__WHAT TO PRODUCE__. Below are the records; copy each line in which "pattern" can be found.

__Items from a figure collection__.
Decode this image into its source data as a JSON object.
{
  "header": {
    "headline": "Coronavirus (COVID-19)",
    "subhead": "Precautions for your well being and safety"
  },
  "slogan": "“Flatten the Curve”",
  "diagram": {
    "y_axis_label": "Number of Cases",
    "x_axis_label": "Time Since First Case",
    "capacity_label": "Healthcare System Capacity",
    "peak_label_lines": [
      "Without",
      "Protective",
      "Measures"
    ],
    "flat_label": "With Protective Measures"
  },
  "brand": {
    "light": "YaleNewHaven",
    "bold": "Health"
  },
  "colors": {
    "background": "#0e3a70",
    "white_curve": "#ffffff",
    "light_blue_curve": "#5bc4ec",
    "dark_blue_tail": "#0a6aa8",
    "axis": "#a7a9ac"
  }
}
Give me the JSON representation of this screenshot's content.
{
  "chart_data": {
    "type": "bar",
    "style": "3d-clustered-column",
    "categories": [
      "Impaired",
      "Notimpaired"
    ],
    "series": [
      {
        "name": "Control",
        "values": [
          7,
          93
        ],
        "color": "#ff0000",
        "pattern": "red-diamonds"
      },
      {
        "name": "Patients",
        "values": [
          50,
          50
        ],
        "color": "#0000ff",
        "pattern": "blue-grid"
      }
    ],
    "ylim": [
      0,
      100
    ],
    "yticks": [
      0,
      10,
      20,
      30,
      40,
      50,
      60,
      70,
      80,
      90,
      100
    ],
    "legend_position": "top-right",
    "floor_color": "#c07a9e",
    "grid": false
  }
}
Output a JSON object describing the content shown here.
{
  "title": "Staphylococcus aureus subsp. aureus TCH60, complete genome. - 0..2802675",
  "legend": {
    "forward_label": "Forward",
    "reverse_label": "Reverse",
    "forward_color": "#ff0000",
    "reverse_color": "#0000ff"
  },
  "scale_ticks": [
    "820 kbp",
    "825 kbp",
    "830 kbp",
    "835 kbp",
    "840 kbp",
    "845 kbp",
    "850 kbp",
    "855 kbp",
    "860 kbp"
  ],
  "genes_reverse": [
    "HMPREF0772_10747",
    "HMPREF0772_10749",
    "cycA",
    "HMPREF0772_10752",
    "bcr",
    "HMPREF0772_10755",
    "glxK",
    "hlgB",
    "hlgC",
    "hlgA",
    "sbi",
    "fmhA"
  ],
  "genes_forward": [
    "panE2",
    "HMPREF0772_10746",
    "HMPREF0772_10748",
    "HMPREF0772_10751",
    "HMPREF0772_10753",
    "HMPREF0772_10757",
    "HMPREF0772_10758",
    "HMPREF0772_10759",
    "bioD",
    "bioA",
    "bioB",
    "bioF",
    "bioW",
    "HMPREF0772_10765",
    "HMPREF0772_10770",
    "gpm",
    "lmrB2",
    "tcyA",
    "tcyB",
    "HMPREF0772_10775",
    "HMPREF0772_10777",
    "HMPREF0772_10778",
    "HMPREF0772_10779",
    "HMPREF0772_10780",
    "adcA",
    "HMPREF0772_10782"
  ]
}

__ANSWER TO THIS TASK__.
        "pattern": "red-diamonds"
        "pattern": "blue-grid"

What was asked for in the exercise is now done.